- The problem
Select all lines holding the word "screenshot" from the entries that follow.

- Extracted data entries
_ _ _
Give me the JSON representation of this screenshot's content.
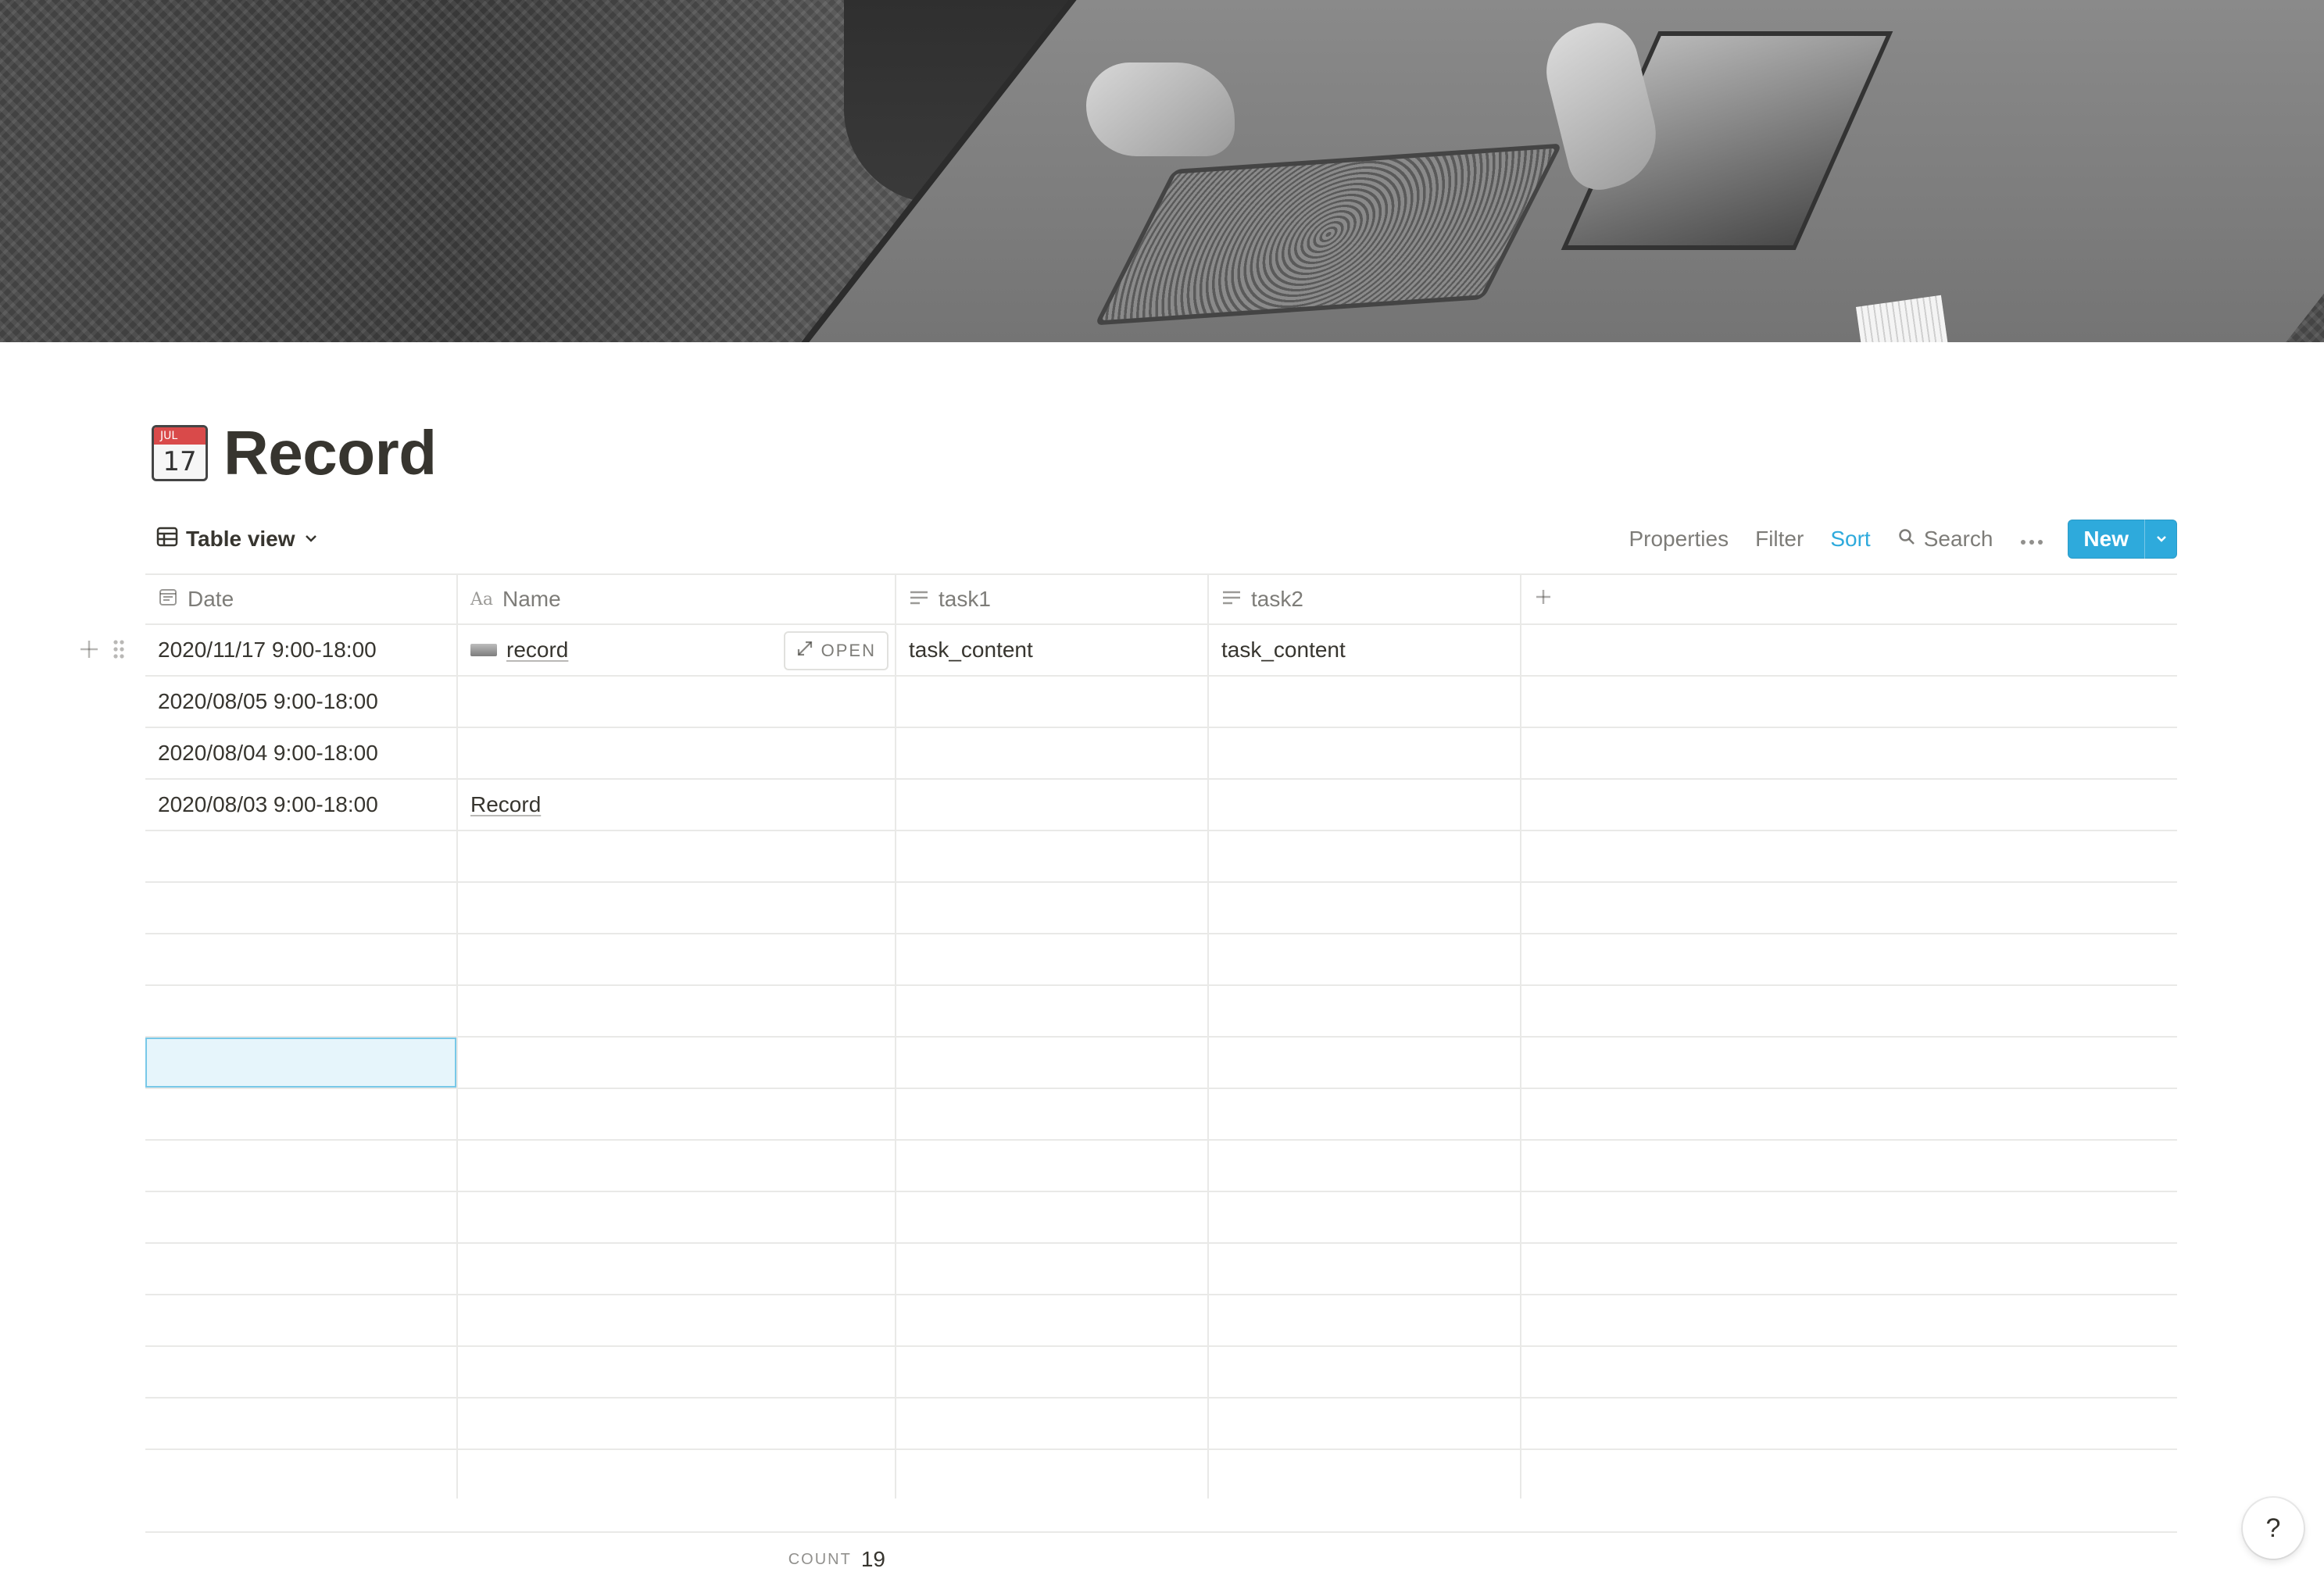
{
  "page": {
    "title": "Record",
    "icon": "calendar-icon",
    "icon_month": "JUL",
    "icon_day": "17"
  },
  "toolbar": {
    "view_label": "Table view",
    "properties": "Properties",
    "filter": "Filter",
    "sort": "Sort",
    "search": "Search",
    "new_label": "New",
    "accent_color": "#2EAADC"
  },
  "table": {
    "columns": [
      {
        "label": "Date",
        "icon": "calendar-property-icon"
      },
      {
        "label": "Name",
        "icon": "title-property-icon"
      },
      {
        "label": "task1",
        "icon": "text-property-icon"
      },
      {
        "label": "task2",
        "icon": "text-property-icon"
      }
    ],
    "rows": [
      {
        "date": "2020/11/17 9:00-18:00",
        "name": "record",
        "task1": "task_content",
        "task2": "task_content"
      },
      {
        "date": "2020/08/05 9:00-18:00",
        "name": "",
        "task1": "",
        "task2": ""
      },
      {
        "date": "2020/08/04 9:00-18:00",
        "name": "",
        "task1": "",
        "task2": ""
      },
      {
        "date": "2020/08/03 9:00-18:00",
        "name": "Record",
        "task1": "",
        "task2": ""
      }
    ],
    "open_label": "OPEN",
    "count_label": "COUNT",
    "count_value": "19"
  },
  "help": {
    "label": "?"
  }
}
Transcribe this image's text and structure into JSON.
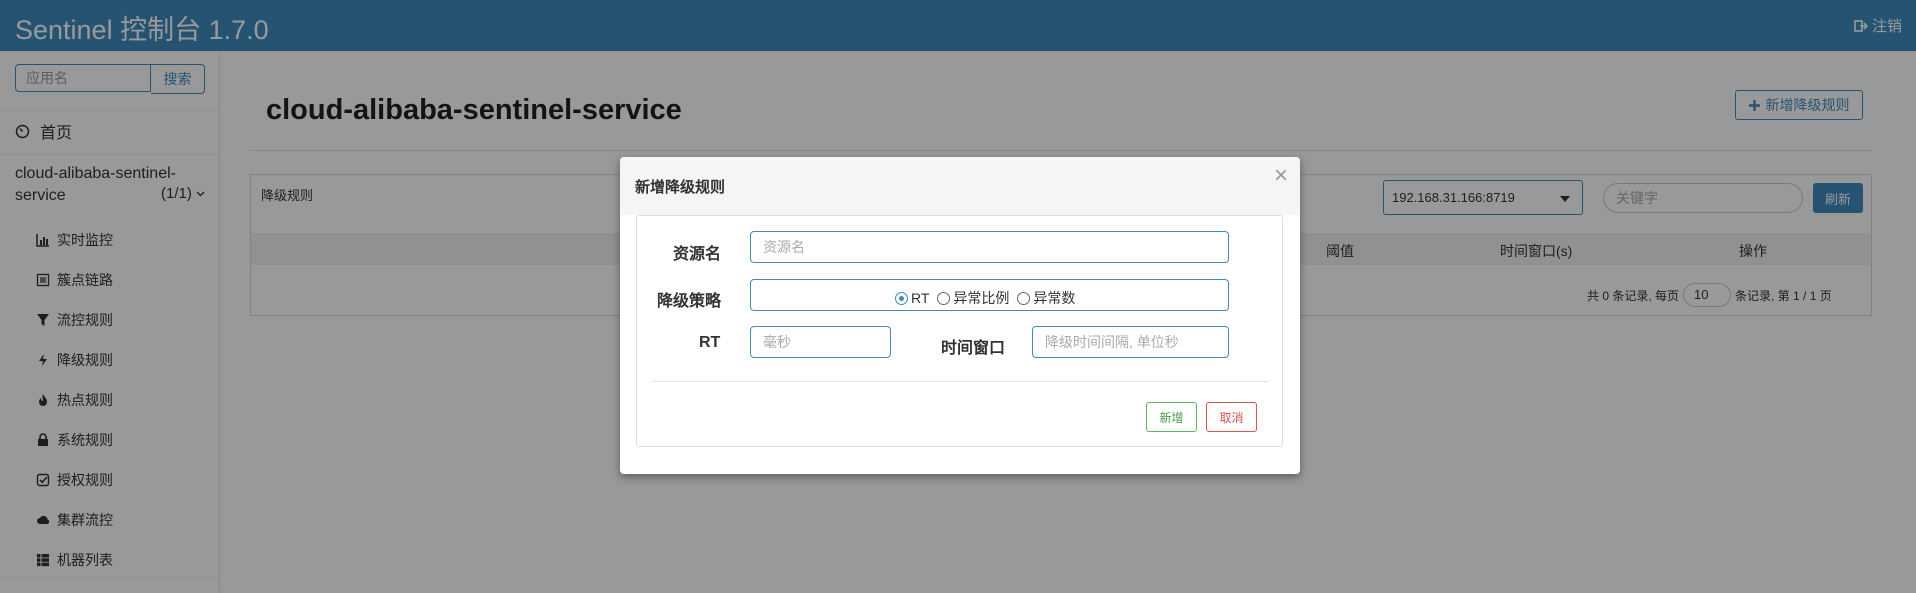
{
  "header": {
    "brand": "Sentinel 控制台 1.7.0",
    "logout_label": "注销"
  },
  "sidebar": {
    "search_placeholder": "应用名",
    "search_button": "搜索",
    "home_label": "首页",
    "app": {
      "name": "cloud-alibaba-sentinel-service",
      "count": "(1/1)"
    },
    "menu": [
      {
        "label": "实时监控",
        "icon": "bar-chart-icon"
      },
      {
        "label": "簇点链路",
        "icon": "list-icon"
      },
      {
        "label": "流控规则",
        "icon": "filter-icon"
      },
      {
        "label": "降级规则",
        "icon": "flash-icon"
      },
      {
        "label": "热点规则",
        "icon": "fire-icon"
      },
      {
        "label": "系统规则",
        "icon": "lock-icon"
      },
      {
        "label": "授权规则",
        "icon": "check-icon"
      },
      {
        "label": "集群流控",
        "icon": "cloud-icon"
      },
      {
        "label": "机器列表",
        "icon": "th-list-icon"
      }
    ]
  },
  "main": {
    "title": "cloud-alibaba-sentinel-service",
    "add_button": "新增降级规则",
    "panel": {
      "title": "降级规则",
      "machine": "192.168.31.166:8719",
      "keyword_placeholder": "关键字",
      "refresh_button": "刷新",
      "columns": [
        "阈值",
        "时间窗口(s)",
        "操作"
      ],
      "pager": {
        "prefix": "共 0 条记录, 每页",
        "page_size": "10",
        "suffix": "条记录, 第 1 / 1 页"
      }
    }
  },
  "modal": {
    "title": "新增降级规则",
    "close": "×",
    "resource_label": "资源名",
    "resource_placeholder": "资源名",
    "strategy_label": "降级策略",
    "strategy_options": [
      "RT",
      "异常比例",
      "异常数"
    ],
    "strategy_selected": "RT",
    "rt_label": "RT",
    "rt_placeholder": "毫秒",
    "window_label": "时间窗口",
    "window_placeholder": "降级时间间隔, 单位秒",
    "ok_button": "新增",
    "cancel_button": "取消"
  },
  "colors": {
    "primary": "#3c8dbc",
    "success": "#5cb85c",
    "danger": "#d9534f"
  }
}
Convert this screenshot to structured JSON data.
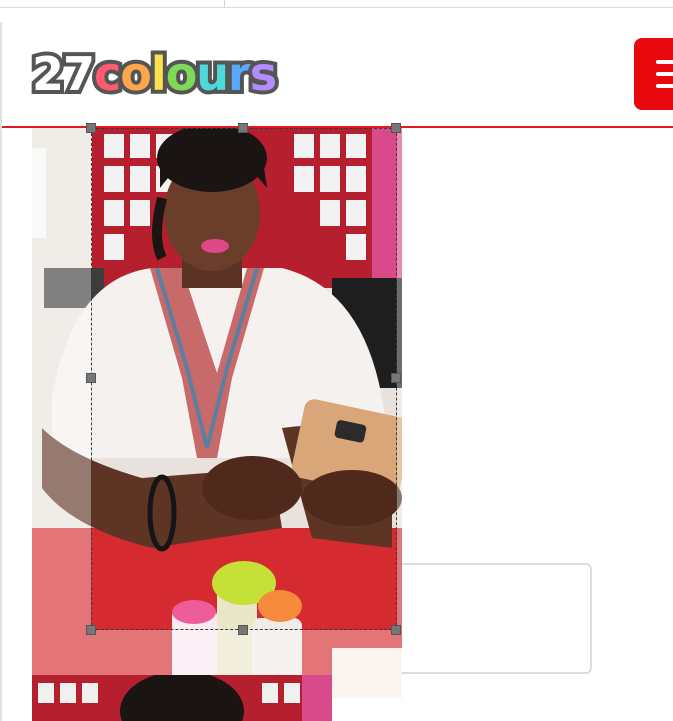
_ _ _
- Full answer
Give me the JSON representation of this screenshot's content.
Convert this screenshot to structured JSON data.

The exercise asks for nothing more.